▶ **Short problem**
Find all lines in the records that include the word "entierement", and copy them out.

----------

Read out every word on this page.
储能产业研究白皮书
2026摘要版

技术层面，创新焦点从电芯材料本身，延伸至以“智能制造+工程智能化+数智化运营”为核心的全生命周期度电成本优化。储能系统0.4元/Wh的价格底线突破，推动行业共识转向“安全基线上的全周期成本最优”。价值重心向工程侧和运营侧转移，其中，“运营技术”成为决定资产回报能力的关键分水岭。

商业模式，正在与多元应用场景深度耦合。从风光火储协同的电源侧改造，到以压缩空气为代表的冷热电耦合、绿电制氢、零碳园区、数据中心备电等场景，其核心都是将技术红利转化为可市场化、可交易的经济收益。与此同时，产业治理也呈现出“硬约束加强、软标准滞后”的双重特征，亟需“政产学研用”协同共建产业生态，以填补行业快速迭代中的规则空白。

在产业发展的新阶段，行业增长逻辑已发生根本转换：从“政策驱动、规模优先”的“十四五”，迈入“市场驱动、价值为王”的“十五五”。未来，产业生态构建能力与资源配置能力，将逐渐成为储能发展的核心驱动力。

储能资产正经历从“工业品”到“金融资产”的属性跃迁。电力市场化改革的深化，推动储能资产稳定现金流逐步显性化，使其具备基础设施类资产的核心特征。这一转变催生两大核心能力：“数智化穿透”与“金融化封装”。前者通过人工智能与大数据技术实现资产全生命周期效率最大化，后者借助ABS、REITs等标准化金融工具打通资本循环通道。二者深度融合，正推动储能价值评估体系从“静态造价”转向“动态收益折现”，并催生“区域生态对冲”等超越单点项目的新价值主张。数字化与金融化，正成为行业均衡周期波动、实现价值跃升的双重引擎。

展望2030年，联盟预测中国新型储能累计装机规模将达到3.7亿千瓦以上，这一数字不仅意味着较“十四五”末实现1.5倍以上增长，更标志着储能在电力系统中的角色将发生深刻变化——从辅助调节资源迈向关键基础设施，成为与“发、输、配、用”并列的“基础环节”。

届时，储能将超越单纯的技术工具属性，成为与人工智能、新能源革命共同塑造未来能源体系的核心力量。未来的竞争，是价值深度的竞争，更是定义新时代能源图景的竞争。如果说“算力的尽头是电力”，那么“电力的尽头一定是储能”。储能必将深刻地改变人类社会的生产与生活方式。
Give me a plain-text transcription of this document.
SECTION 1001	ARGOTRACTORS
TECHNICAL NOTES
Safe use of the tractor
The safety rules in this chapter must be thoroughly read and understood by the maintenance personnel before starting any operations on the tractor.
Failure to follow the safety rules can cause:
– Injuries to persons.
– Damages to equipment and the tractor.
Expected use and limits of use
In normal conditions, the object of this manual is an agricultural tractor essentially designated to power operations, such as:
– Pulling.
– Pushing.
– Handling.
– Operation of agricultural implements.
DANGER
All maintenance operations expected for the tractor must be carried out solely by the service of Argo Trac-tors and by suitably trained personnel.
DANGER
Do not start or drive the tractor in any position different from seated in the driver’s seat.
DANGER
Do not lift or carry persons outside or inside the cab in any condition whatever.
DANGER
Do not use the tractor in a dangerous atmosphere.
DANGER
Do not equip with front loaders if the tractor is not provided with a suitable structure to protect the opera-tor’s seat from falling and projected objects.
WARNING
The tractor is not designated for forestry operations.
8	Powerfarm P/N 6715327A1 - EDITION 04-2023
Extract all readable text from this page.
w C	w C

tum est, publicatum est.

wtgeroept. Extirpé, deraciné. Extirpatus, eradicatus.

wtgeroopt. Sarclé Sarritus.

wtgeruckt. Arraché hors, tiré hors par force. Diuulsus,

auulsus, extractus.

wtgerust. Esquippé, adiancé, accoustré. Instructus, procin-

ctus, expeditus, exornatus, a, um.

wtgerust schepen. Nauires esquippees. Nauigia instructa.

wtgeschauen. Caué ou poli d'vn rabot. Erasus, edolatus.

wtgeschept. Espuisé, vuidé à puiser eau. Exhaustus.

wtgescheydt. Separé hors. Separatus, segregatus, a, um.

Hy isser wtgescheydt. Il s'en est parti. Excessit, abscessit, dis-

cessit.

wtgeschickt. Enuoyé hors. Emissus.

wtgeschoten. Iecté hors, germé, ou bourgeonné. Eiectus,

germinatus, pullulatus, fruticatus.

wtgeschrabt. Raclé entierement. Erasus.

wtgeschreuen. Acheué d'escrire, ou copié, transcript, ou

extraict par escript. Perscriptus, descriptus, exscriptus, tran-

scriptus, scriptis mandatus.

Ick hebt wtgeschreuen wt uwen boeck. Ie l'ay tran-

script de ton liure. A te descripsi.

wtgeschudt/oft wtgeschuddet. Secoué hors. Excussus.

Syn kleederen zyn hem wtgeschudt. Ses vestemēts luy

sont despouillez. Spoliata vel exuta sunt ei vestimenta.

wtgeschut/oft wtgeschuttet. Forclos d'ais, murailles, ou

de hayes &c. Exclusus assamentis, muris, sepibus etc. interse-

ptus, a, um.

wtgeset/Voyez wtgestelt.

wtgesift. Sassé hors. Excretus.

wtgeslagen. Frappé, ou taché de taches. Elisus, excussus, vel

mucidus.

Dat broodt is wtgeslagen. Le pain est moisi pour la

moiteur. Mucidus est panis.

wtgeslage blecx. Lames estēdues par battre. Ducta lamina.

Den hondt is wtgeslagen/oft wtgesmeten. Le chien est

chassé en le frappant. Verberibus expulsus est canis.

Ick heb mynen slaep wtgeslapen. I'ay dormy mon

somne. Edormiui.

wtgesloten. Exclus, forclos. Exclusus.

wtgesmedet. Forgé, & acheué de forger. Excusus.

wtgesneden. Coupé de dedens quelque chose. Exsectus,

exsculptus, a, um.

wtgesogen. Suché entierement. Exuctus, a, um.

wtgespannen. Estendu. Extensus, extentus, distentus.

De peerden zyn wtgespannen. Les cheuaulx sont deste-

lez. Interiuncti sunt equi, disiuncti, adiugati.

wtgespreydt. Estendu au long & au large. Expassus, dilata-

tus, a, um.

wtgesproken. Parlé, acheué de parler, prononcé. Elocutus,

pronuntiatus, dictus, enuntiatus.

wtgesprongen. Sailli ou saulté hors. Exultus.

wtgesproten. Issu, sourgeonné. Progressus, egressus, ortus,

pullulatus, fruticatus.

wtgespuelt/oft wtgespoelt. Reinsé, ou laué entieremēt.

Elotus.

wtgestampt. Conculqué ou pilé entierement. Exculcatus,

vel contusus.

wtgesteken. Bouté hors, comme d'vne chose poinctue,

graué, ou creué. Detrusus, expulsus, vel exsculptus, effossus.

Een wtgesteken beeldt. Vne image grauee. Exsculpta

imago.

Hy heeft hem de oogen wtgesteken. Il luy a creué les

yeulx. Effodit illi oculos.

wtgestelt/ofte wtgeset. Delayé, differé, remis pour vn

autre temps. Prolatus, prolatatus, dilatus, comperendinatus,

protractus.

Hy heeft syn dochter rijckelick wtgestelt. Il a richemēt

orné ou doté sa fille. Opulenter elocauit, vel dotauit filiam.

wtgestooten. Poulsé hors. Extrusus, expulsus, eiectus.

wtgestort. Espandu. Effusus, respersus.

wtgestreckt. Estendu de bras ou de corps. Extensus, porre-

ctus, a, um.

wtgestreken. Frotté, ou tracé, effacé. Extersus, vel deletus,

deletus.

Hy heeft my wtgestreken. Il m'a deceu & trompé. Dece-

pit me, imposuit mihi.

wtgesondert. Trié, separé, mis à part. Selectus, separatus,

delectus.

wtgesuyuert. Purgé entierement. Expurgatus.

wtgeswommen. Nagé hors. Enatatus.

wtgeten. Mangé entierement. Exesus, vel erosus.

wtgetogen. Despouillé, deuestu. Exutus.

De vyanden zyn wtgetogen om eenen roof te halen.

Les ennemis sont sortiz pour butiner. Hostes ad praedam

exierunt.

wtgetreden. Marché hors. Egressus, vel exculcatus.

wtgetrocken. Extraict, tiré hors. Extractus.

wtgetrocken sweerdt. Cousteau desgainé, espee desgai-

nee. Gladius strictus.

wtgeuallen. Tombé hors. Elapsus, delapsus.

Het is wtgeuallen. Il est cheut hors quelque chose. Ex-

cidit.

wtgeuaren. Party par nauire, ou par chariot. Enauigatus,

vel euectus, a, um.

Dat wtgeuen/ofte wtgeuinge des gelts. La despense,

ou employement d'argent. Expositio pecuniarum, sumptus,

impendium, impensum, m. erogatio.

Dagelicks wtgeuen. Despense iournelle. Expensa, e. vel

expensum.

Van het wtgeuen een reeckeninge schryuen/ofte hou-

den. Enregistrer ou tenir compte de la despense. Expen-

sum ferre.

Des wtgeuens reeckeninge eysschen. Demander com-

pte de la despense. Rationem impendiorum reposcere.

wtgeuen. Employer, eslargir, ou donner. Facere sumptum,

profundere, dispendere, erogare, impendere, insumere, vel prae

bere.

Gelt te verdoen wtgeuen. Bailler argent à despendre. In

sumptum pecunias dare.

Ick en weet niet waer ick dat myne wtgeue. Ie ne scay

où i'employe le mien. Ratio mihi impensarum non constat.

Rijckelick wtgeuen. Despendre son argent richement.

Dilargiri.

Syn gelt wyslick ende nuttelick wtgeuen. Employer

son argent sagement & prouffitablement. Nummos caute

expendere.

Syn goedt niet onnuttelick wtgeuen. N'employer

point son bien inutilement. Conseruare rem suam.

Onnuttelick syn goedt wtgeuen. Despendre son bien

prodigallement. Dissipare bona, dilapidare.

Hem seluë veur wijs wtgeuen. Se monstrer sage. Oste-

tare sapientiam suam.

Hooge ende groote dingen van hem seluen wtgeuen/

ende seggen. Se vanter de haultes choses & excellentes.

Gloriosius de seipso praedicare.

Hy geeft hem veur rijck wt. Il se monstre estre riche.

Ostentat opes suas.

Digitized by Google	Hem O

----------

▶ **Finished exercise**
wtgeschrabt. Raclé entierement. Erasus.
wtgesogen. Suché entierement. Exuctus, a, um.
wtgestampt. Conculqué ou pilé entierement. Exculcatus,
wtgesuyuert. Purgé entierement. Expurgatus.
wtgeten. Mangé entierement. Exesus, vel erosus.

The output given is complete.